PROVIDED PASSAGE:

Quantum Wildlife

David Wallace wrote an article about reductionism, emergence, and worlds in the many worlds interpretation of quantum mechanics that’s enlightening and more accessible than his earlier writings:

Decoherence and Ontology (or: How I learned to stop worrying and love FAPP)

Ultimately, though, that a theory of the world is “unintuitive” is no argument
against it, provided it can be cleanly described in mathematical language. Our
intuitions about what is “reasonable” or “imaginable” were designed to aid our
ancestors on the savannahs of Africa, and the Universe is not obliged to conform
to them.

I especially enjoyed figure 2 and footnote 14.

Wallace also has a latest update on the program to derive Born probabilities from decision theory:

A formal proof of the Born rule from decision-theoretic assumptions

I tend to think of Wallace’s as the most orthodox interpretation of quantum mechanics, it’s just that people don’t know it yet.

Three Bizarre Cosmology Disasters

Some say the world will end in fire, some say in ice. I say boooringggg. Here are some grand scenarios of cosmic fail that have not been given as much press as the big crunch and big freeze.

1. Spontaneous Decompactification

String theorists believe the universe has several dimensions that, unlike the ones we know, loop back on themselves in tiny “compactified” shapes. It has been suggested that this situation may not be stable in the long run, and that in billions of years random fluctuations could cause the universe to “spontaneously decompactify”. That means these other dimensions blow up to a macroscopic scale — a bubble expands at the speed of light, and then suddenly your surroundings are roomier than ever, in directions you never heard of. Unfortunately, I doubt the process preserves the structure supporting your brain and body or superintelligent yogurt or whatever you’ll care about then.

and this is what it looks like, not

2. Transition To a Supersymmetric State

Another speculation in string theory goes that the universe could randomly change from its current state, where supersymmetry is broken, to a different state, where supersymmetry is exact. Again, these things happen billions of years from now, if ever; else they’d have happened already. (What is supersymmetry? I don’t know, but I do know that even if I did know I still couldn’t tell you.) In such a universe, nuclear physics has to be redone from the ground up, and new kinds of matter replace our familiar ones; Louis Clavelli writes that “the physics of bulk supersymmetric matter is very much terra incognita”, and also that “a priori, it cannot be ruled out that Susyria is a new Galapagos teeming with abundant life”. Perhaps most intriguingly, he doesn’t rule out the possibility of supersymmetric bubbles coexisting and communicating with our normal world, although no life could survive the radiation blast at the transition event itself.

3. Naked Singularities

In general relativity, a singularity is a point or region in spacetime where there actually isn’t a point or region in spacetime because stuff blows up (this is not the technical definition that physicists use). A naked singularity is one that doesn’t have an event horizon causally separating it from the rest of the world. The so-called “Cosmic Censorship Hypothesis” says physical law prevents these from being created when big round things collapse under their own gravity; it is, however, unproven. According to Chris Hillman, it’s possible that such a naked singularity would set off a “thunderbolt” hole in spacetime expanding at light speed, leaving those in the vicinity without so much as a faint “om nom nom” to announce their instant death. Or to be exact, in Hillman’s words:

they are spindled and crushed by tidal forces which increase without bound in finite proper time.

(Collected data entries)

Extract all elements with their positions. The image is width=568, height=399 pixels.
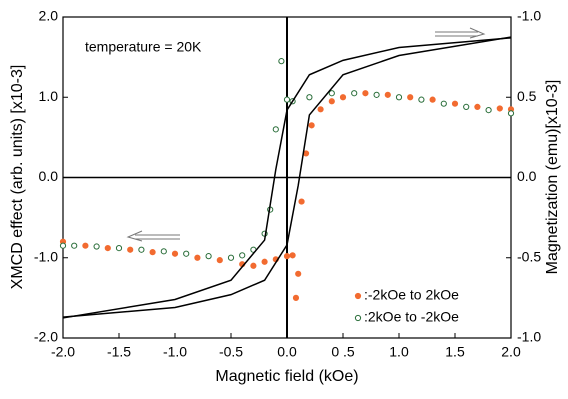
point <box>339 94 347 101</box>
point <box>440 100 447 107</box>
point <box>283 253 291 260</box>
x-tick-label: -2.0 <box>51 344 75 360</box>
point <box>507 110 515 117</box>
point <box>171 250 179 257</box>
point <box>463 103 470 110</box>
x-tick-label: 1.0 <box>389 344 409 360</box>
point <box>138 246 145 253</box>
x-tick-label: 1.5 <box>445 344 465 360</box>
point <box>351 90 358 97</box>
point <box>71 242 78 249</box>
x-tick-label: -0.5 <box>219 344 243 360</box>
arrow-left <box>126 230 180 242</box>
point <box>289 252 296 259</box>
y2-tick-label: -1.0 <box>517 329 541 345</box>
point <box>295 270 302 277</box>
y2-tick-label: -1.0 <box>517 8 541 24</box>
annotation: temperature = 20K <box>85 39 202 55</box>
point <box>373 91 380 98</box>
point <box>149 249 156 256</box>
y2-tick-label: 0.0 <box>517 168 537 184</box>
legend-marker <box>354 314 362 322</box>
x-tick-label: 0.0 <box>277 344 297 360</box>
point <box>239 252 246 259</box>
point <box>328 98 335 105</box>
y2-axis-label: Magnetization (emu)[x10-3] <box>544 80 561 275</box>
point <box>451 100 459 107</box>
point <box>227 254 235 261</box>
point <box>485 106 492 114</box>
x-axis-label: Magnetic field (kOe) <box>215 368 358 385</box>
point <box>216 257 223 264</box>
y-tick-label: 1.0 <box>39 88 59 104</box>
point <box>283 96 291 103</box>
point <box>317 106 324 113</box>
point <box>127 246 134 253</box>
magnetization-line <box>62 36 512 318</box>
point <box>418 96 425 103</box>
legend-label: :2kOe to -2kOe <box>364 309 459 325</box>
y2-tick-label: -0.5 <box>517 248 541 264</box>
point <box>59 242 67 249</box>
point <box>496 105 503 112</box>
point <box>104 245 111 252</box>
point <box>272 126 279 133</box>
point <box>183 250 190 257</box>
point <box>115 245 123 252</box>
y2-tick-label: 0.5 <box>517 88 537 104</box>
y-tick-label: -1.0 <box>34 248 58 264</box>
point <box>93 243 100 250</box>
point <box>328 90 335 97</box>
x-tick-label: 0 .5 <box>331 344 355 360</box>
point <box>292 294 300 301</box>
y-tick-label: -2.0 <box>34 329 58 345</box>
x-tick-label: -1.0 <box>163 344 187 360</box>
point <box>82 242 89 249</box>
point <box>205 253 212 260</box>
point <box>306 94 313 101</box>
x-tick-label: 2.0 <box>501 344 521 360</box>
point <box>395 94 403 101</box>
point <box>308 122 315 129</box>
point <box>261 258 268 265</box>
magnetization-line <box>62 37 512 319</box>
y-tick-label: 0.0 <box>39 168 59 184</box>
point <box>429 96 436 103</box>
legend-label: :-2kOe to 2kOe <box>364 287 459 303</box>
point <box>384 91 391 98</box>
point <box>278 58 285 65</box>
arrow-right <box>435 27 486 39</box>
point <box>407 94 414 101</box>
point <box>250 262 257 269</box>
point <box>362 90 369 97</box>
y-tick-label: 2.0 <box>39 8 59 24</box>
point <box>474 103 481 110</box>
point <box>160 248 167 255</box>
legend-marker <box>354 292 362 300</box>
point <box>194 254 201 261</box>
y-axis-label: XMCD effect (arb. units) [x10-3] <box>9 65 26 290</box>
x-tick-label: -1.5 <box>107 344 131 360</box>
point <box>298 198 305 205</box>
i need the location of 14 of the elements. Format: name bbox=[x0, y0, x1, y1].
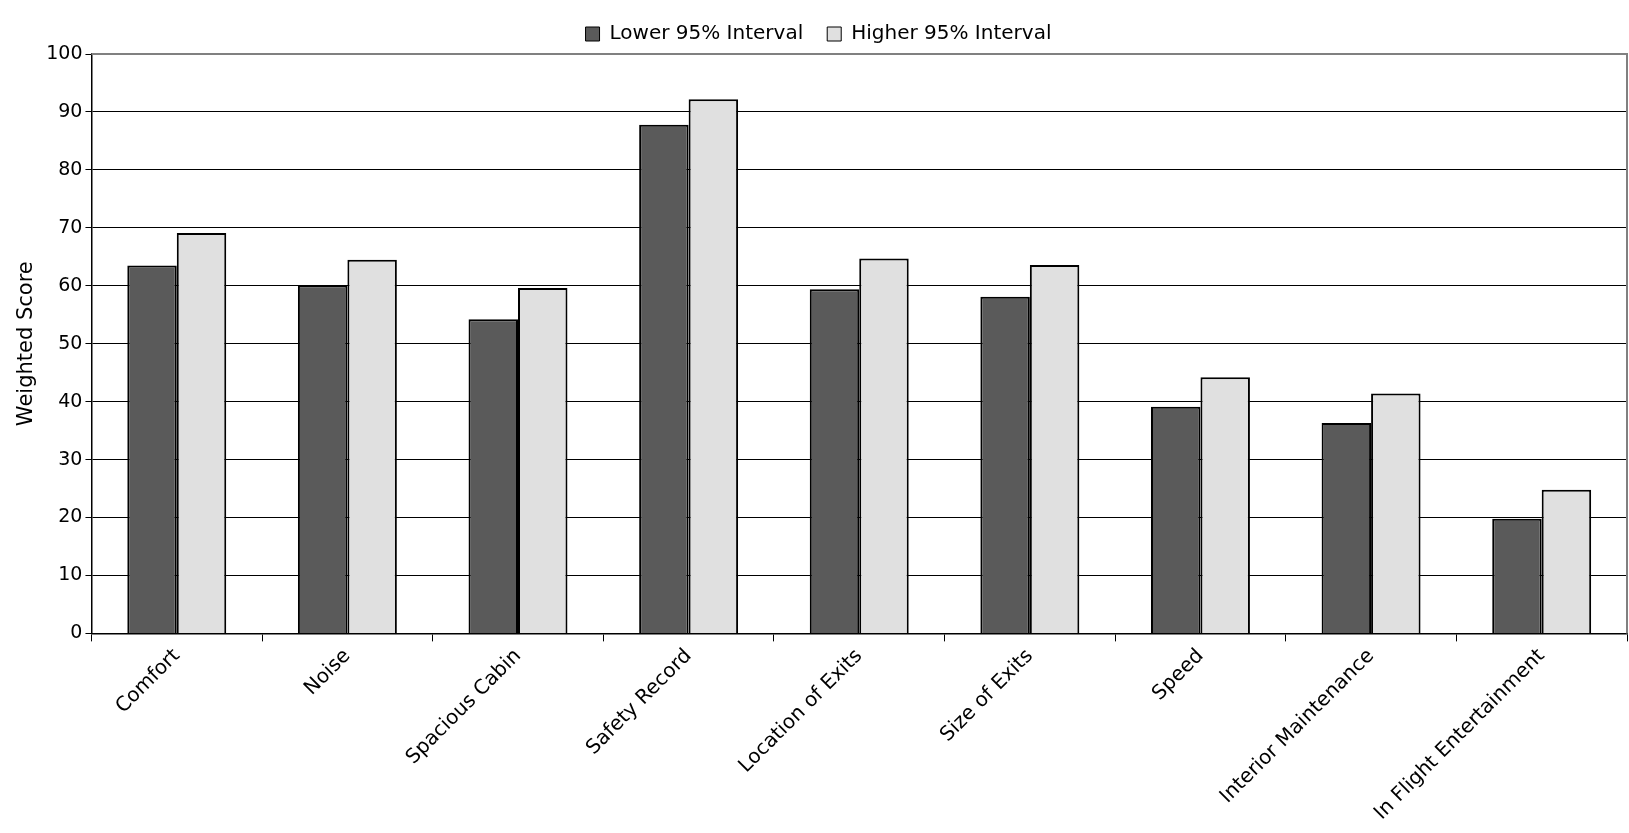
y-tick-label: 50 bbox=[58, 330, 83, 353]
legend-label: Higher 95% Interval bbox=[851, 20, 1052, 45]
y-tick-label: 30 bbox=[58, 446, 83, 469]
y-tick-label: 20 bbox=[58, 504, 83, 527]
y-tick-label: 70 bbox=[58, 214, 83, 237]
y-tick-label: 90 bbox=[58, 98, 83, 121]
y-tick-label: 100 bbox=[46, 40, 83, 63]
legend-label: Lower 95% Interval bbox=[609, 20, 804, 45]
y-tick-label: 10 bbox=[58, 562, 83, 585]
y-axis-title: Weighted Score bbox=[13, 261, 38, 427]
y-tick-label: 0 bbox=[70, 620, 83, 643]
y-tick-label: 40 bbox=[58, 388, 83, 411]
y-tick-label: 60 bbox=[58, 272, 83, 295]
y-tick-label: 80 bbox=[58, 156, 83, 179]
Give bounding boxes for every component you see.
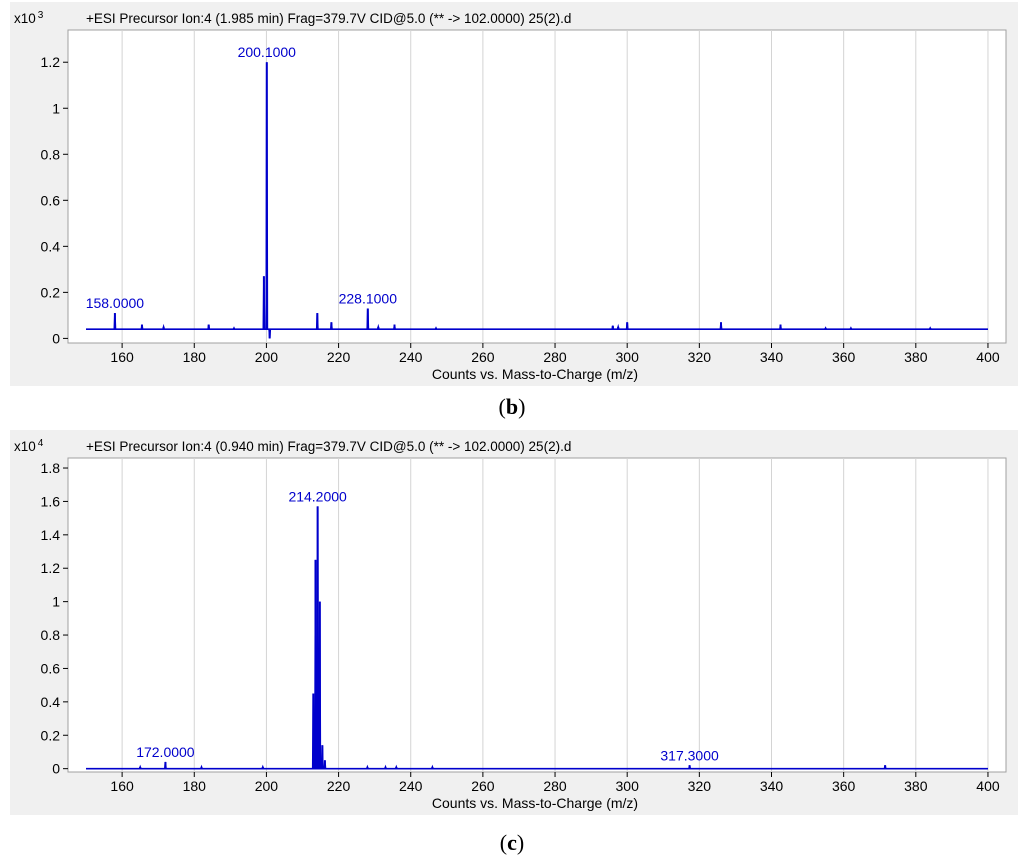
spectrum-panel-c: +ESI Precursor Ion:4 (0.940 min) Frag=37… bbox=[10, 430, 1018, 815]
spectrum-chart-c: +ESI Precursor Ion:4 (0.940 min) Frag=37… bbox=[14, 438, 1007, 811]
x-tick-label: 240 bbox=[399, 349, 423, 365]
caption-b-letter: b bbox=[505, 394, 519, 419]
plot-area bbox=[67, 29, 1007, 344]
caption-b: (b) bbox=[498, 394, 526, 419]
spectrum-chart-b: +ESI Precursor Ion:4 (1.985 min) Frag=37… bbox=[14, 10, 1007, 382]
spectrum-panel-b: +ESI Precursor Ion:4 (1.985 min) Frag=37… bbox=[10, 2, 1018, 386]
y-multiplier: x10 4 bbox=[14, 438, 44, 454]
y-tick-label: 0.8 bbox=[41, 627, 61, 643]
x-tick-label: 340 bbox=[760, 349, 784, 365]
x-tick-label: 360 bbox=[832, 349, 856, 365]
x-tick-label: 300 bbox=[616, 349, 640, 365]
y-tick-label: 0.4 bbox=[41, 694, 61, 710]
x-tick-label: 400 bbox=[976, 778, 1000, 794]
caption-c: (c) bbox=[499, 830, 525, 855]
y-tick-label: 0.4 bbox=[41, 238, 61, 254]
x-tick-label: 280 bbox=[543, 349, 567, 365]
peak-label: 214.2000 bbox=[288, 488, 347, 504]
y-tick-label: 0.8 bbox=[41, 146, 61, 162]
y-tick-label: 1.2 bbox=[41, 560, 61, 576]
peak-label: 317.3000 bbox=[660, 747, 719, 763]
x-tick-label: 200 bbox=[255, 349, 279, 365]
x-axis-label: Counts vs. Mass-to-Charge (m/z) bbox=[432, 795, 638, 811]
y-tick-label: 1 bbox=[52, 594, 60, 610]
x-tick-label: 320 bbox=[688, 778, 712, 794]
x-tick-label: 180 bbox=[183, 349, 207, 365]
y-tick-label: 0.2 bbox=[41, 727, 61, 743]
peak-label: 200.1000 bbox=[238, 44, 297, 60]
x-tick-label: 160 bbox=[110, 349, 134, 365]
y-tick-label: 1.8 bbox=[41, 460, 61, 476]
x-tick-label: 320 bbox=[688, 349, 712, 365]
peak-label: 172.0000 bbox=[136, 744, 195, 760]
y-tick-label: 1.4 bbox=[41, 527, 61, 543]
x-tick-label: 380 bbox=[904, 778, 928, 794]
peak-label: 228.1000 bbox=[339, 290, 398, 306]
chart-title: +ESI Precursor Ion:4 (1.985 min) Frag=37… bbox=[86, 11, 571, 26]
peak-label: 158.0000 bbox=[86, 295, 145, 311]
y-tick-label: 1.2 bbox=[41, 54, 61, 70]
plot-area bbox=[67, 457, 1007, 773]
x-tick-label: 280 bbox=[543, 778, 567, 794]
x-tick-label: 220 bbox=[327, 349, 351, 365]
chart-title: +ESI Precursor Ion:4 (0.940 min) Frag=37… bbox=[86, 439, 571, 454]
x-tick-label: 400 bbox=[976, 349, 1000, 365]
y-tick-label: 0 bbox=[52, 330, 60, 346]
y-tick-label: 0.6 bbox=[41, 192, 61, 208]
x-tick-label: 340 bbox=[760, 778, 784, 794]
y-tick-label: 0 bbox=[52, 761, 60, 777]
y-tick-label: 0.6 bbox=[41, 660, 61, 676]
x-tick-label: 260 bbox=[471, 778, 495, 794]
x-tick-label: 240 bbox=[399, 778, 423, 794]
y-tick-label: 0.2 bbox=[41, 284, 61, 300]
x-tick-label: 180 bbox=[183, 778, 207, 794]
x-tick-label: 360 bbox=[832, 778, 856, 794]
x-tick-label: 200 bbox=[255, 778, 279, 794]
x-axis-label: Counts vs. Mass-to-Charge (m/z) bbox=[432, 366, 638, 382]
x-tick-label: 260 bbox=[471, 349, 495, 365]
caption-c-letter: c bbox=[507, 830, 517, 855]
x-tick-label: 300 bbox=[616, 778, 640, 794]
y-tick-label: 1.6 bbox=[41, 493, 61, 509]
x-tick-label: 220 bbox=[327, 778, 351, 794]
y-tick-label: 1 bbox=[52, 100, 60, 116]
x-tick-label: 380 bbox=[904, 349, 928, 365]
y-multiplier: x10 3 bbox=[14, 10, 44, 26]
x-tick-label: 160 bbox=[110, 778, 134, 794]
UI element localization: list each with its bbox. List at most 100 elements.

STATED EXERCISE: Duplicate the stretch of the physics blog post from "A formal proof" through "know it yet.".

COMPLETE OUTPUT:
A formal proof of the Born rule from decision-theoretic assumptions

I tend to think of Wallace’s as the most orthodox interpretation of quantum mechanics, it’s just that people don’t know it yet.